— Begin TASK INPUTS —

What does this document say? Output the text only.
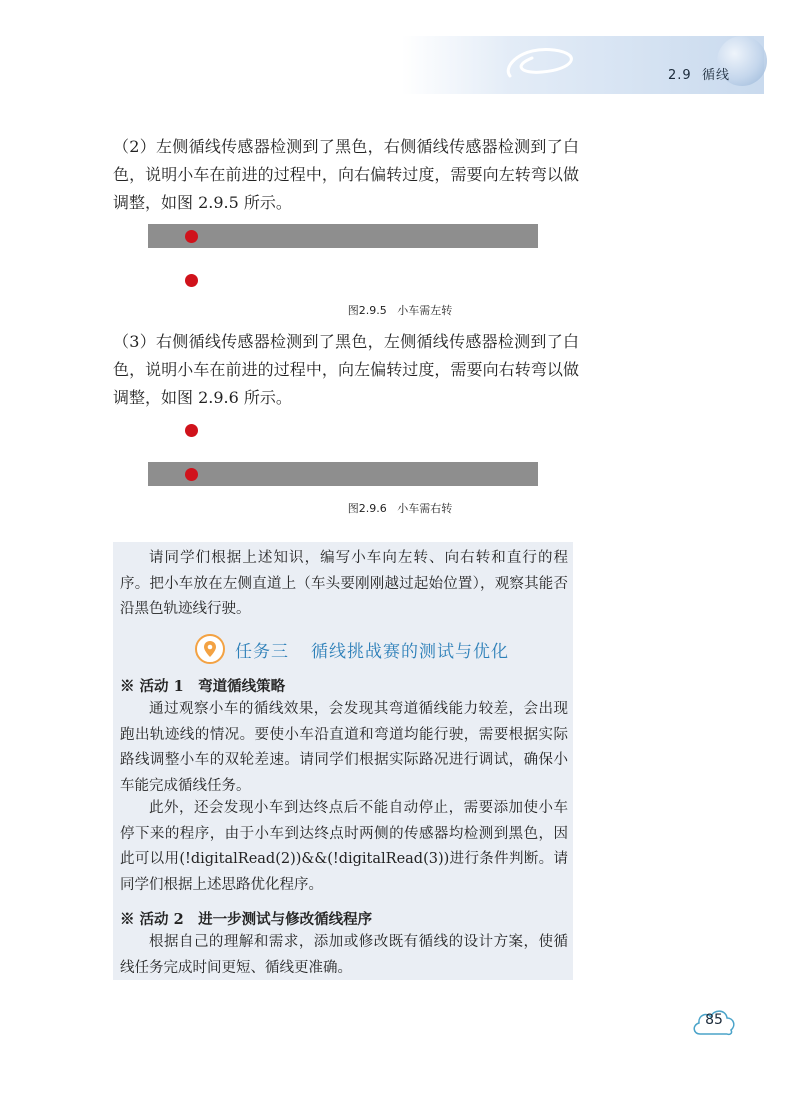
2.9 循线

（2）左侧循线传感器检测到了黑色，右侧循线传感器检测到了白色，说明小车在前进的过程中，向右偏转过度，需要向左转弯以做调整，如图 2.9.5 所示。

图2.9.5 小车需左转

（3）右侧循线传感器检测到了黑色，左侧循线传感器检测到了白色，说明小车在前进的过程中，向左偏转过度，需要向右转弯以做调整，如图 2.9.6 所示。

图2.9.6 小车需右转

请同学们根据上述知识，编写小车向左转、向右转和直行的程序。把小车放在左侧直道上（车头要刚刚越过起始位置），观察其能否沿黑色轨迹线行驶。

任务三 循线挑战赛的测试与优化
※ 活动 1　弯道循线策略

通过观察小车的循线效果，会发现其弯道循线能力较差，会出现跑出轨迹线的情况。要使小车沿直道和弯道均能行驶，需要根据实际路线调整小车的双轮差速。请同学们根据实际路况进行调试，确保小车能完成循线任务。

此外，还会发现小车到达终点后不能自动停止，需要添加使小车停下来的程序，由于小车到达终点时两侧的传感器均检测到黑色，因此可以用(!digitalRead(2))&&(!digitalRead(3))进行条件判断。请同学们根据上述思路优化程序。

※ 活动 2　进一步测试与修改循线程序

根据自己的理解和需求，添加或修改既有循线的设计方案，使循线任务完成时间更短、循线更准确。

85
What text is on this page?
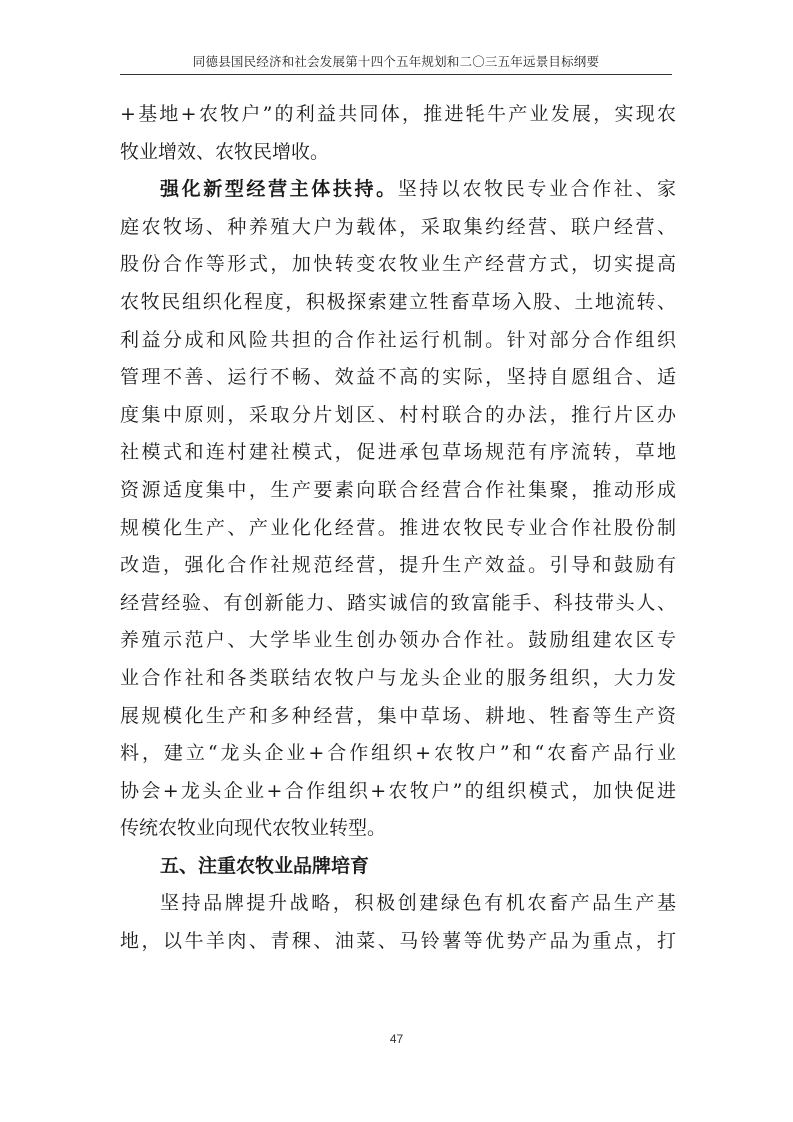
同德县国民经济和社会发展第十四个五年规划和二〇三五年远景目标纲要
+基地+农牧户”的利益共同体，推进牦牛产业发展，实现农
牧业增效、农牧民增收。
强化新型经营主体扶持。坚持以农牧民专业合作社、家
庭农牧场、种养殖大户为载体，采取集约经营、联户经营、
股份合作等形式，加快转变农牧业生产经营方式，切实提高
农牧民组织化程度，积极探索建立牲畜草场入股、土地流转、
利益分成和风险共担的合作社运行机制。针对部分合作组织
管理不善、运行不畅、效益不高的实际，坚持自愿组合、适
度集中原则，采取分片划区、村村联合的办法，推行片区办
社模式和连村建社模式，促进承包草场规范有序流转，草地
资源适度集中，生产要素向联合经营合作社集聚，推动形成
规模化生产、产业化化经营。推进农牧民专业合作社股份制
改造，强化合作社规范经营，提升生产效益。引导和鼓励有
经营经验、有创新能力、踏实诚信的致富能手、科技带头人、
养殖示范户、大学毕业生创办领办合作社。鼓励组建农区专
业合作社和各类联结农牧户与龙头企业的服务组织，大力发
展规模化生产和多种经营，集中草场、耕地、牲畜等生产资
料，建立“龙头企业+合作组织+农牧户”和“农畜产品行业
协会+龙头企业+合作组织+农牧户”的组织模式，加快促进
传统农牧业向现代农牧业转型。
五、注重农牧业品牌培育
坚持品牌提升战略，积极创建绿色有机农畜产品生产基
地，以牛羊肉、青稞、油菜、马铃薯等优势产品为重点，打
47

— End TASK INPUTS —

-- YOUR INSTRUCTIONS --
Starting with the line that holds "What text is on this page?", retype each line through the last one in the listing above, exactly as written. Do not copy any pictures.

-- OUTPUT BELOW --
What text is on this page?
同德县国民经济和社会发展第十四个五年规划和二〇三五年远景目标纲要
+基地+农牧户”的利益共同体，推进牦牛产业发展，实现农
牧业增效、农牧民增收。
强化新型经营主体扶持。坚持以农牧民专业合作社、家
庭农牧场、种养殖大户为载体，采取集约经营、联户经营、
股份合作等形式，加快转变农牧业生产经营方式，切实提高
农牧民组织化程度，积极探索建立牲畜草场入股、土地流转、
利益分成和风险共担的合作社运行机制。针对部分合作组织
管理不善、运行不畅、效益不高的实际，坚持自愿组合、适
度集中原则，采取分片划区、村村联合的办法，推行片区办
社模式和连村建社模式，促进承包草场规范有序流转，草地
资源适度集中，生产要素向联合经营合作社集聚，推动形成
规模化生产、产业化化经营。推进农牧民专业合作社股份制
改造，强化合作社规范经营，提升生产效益。引导和鼓励有
经营经验、有创新能力、踏实诚信的致富能手、科技带头人、
养殖示范户、大学毕业生创办领办合作社。鼓励组建农区专
业合作社和各类联结农牧户与龙头企业的服务组织，大力发
展规模化生产和多种经营，集中草场、耕地、牲畜等生产资
料，建立“龙头企业+合作组织+农牧户”和“农畜产品行业
协会+龙头企业+合作组织+农牧户”的组织模式，加快促进
传统农牧业向现代农牧业转型。
五、注重农牧业品牌培育
坚持品牌提升战略，积极创建绿色有机农畜产品生产基
地，以牛羊肉、青稞、油菜、马铃薯等优势产品为重点，打
47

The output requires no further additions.